*** Document excerpt ***
James White was born in Cirencester, Gloucestershire, in 1762. No baptismal record exists of his birth, possibly indicating that his parents were Nonconformists. His interests in mechanics began at a young age; he claimed to have invented a mousetrap around age eight, and that he "became a tolerable workman in all the mechanical branches long before the age that boys are apprenticed to any". Nothing is known of his education or whether he received an apprenticeship, although trade apprenticeships were limited in the mainly agrarian Cirencester.
***
**Exercise set**
**A)** From the excerpt on James White above, transcribe the passage starting with "James White was" and going on through "mainly agrarian Cirencester.".
**B)** According to the excerpt on James White above, what did he claim to have invented around age eight?
*** Entries provided ***
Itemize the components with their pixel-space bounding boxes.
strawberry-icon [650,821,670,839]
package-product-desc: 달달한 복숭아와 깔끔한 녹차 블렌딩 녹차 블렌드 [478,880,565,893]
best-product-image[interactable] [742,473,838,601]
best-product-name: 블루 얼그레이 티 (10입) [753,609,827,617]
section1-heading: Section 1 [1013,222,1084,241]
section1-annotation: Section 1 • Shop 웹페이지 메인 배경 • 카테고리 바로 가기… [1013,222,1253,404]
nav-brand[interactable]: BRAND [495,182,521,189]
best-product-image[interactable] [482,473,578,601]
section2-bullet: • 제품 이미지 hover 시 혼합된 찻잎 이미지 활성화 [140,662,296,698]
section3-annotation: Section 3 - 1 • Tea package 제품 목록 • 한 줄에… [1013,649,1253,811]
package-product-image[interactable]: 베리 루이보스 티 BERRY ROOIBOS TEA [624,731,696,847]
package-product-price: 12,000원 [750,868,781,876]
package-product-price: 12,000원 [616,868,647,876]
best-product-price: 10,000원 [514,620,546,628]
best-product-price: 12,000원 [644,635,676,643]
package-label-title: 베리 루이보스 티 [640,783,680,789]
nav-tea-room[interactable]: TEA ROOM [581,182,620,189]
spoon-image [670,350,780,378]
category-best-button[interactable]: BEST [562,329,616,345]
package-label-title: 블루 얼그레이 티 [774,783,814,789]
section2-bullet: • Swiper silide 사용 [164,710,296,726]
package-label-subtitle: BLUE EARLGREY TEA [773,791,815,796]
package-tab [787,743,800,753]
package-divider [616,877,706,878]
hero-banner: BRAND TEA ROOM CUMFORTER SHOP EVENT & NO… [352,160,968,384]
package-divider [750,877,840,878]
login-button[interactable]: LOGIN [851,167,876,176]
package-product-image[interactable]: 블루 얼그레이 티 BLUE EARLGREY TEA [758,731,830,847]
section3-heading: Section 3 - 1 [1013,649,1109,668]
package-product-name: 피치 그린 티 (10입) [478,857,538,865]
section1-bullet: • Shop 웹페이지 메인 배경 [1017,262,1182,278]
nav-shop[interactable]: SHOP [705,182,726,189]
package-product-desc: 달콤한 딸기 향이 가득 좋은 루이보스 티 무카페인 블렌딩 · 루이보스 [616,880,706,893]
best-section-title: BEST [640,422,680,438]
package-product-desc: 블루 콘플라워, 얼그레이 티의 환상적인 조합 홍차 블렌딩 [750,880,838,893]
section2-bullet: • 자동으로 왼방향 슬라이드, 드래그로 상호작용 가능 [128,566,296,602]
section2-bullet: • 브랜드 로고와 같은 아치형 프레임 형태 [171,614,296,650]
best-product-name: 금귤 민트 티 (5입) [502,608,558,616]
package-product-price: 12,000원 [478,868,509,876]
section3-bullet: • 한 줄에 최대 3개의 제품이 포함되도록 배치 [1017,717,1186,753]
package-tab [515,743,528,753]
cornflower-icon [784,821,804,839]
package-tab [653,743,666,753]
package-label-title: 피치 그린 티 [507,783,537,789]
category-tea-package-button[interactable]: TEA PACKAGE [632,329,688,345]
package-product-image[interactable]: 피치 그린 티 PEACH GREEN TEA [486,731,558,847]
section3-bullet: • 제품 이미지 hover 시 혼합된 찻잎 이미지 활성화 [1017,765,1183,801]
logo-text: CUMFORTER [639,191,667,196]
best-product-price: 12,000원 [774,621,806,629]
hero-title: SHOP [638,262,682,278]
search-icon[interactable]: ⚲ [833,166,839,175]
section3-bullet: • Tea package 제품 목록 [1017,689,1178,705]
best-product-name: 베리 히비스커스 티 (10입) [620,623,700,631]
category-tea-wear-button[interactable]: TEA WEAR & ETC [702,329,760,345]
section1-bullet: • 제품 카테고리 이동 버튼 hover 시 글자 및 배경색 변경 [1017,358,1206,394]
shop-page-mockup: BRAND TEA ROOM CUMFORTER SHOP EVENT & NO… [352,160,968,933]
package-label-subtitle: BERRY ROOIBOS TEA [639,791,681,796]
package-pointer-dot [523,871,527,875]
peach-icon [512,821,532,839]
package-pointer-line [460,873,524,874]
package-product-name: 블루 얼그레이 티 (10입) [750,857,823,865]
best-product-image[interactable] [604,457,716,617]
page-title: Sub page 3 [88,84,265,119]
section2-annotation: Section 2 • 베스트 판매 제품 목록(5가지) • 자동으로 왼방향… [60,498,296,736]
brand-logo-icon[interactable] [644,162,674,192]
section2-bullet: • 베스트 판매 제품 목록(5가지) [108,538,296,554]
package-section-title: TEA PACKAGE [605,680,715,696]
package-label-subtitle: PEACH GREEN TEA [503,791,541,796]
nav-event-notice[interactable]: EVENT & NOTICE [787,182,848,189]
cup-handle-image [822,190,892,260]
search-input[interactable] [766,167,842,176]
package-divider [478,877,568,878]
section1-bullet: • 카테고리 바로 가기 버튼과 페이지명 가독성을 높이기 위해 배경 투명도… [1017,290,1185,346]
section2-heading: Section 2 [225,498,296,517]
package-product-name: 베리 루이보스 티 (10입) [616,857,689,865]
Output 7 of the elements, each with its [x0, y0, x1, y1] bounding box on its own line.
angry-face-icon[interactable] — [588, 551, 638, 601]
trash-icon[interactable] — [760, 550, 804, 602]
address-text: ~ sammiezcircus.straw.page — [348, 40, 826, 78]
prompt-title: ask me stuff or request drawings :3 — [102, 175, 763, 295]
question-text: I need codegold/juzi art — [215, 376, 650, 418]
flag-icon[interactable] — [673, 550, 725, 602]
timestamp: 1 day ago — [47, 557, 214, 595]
***
**Results of the exercise**
**A)**
James White was born in Cirencester, Gloucestershire, in 1762. No baptismal record exists of his birth, possibly indicating that his parents were Nonconformists. His interests in mechanics began at a young age; he claimed to have invented a mousetrap around age eight, and that he "became a tolerable workman in all the mechanical branches long before the age that boys are apprenticed to any". Nothing is known of his education or whether he received an apprenticeship, although trade apprenticeships were limited in the mainly agrarian Cirencester.

**B)** A mousetrap.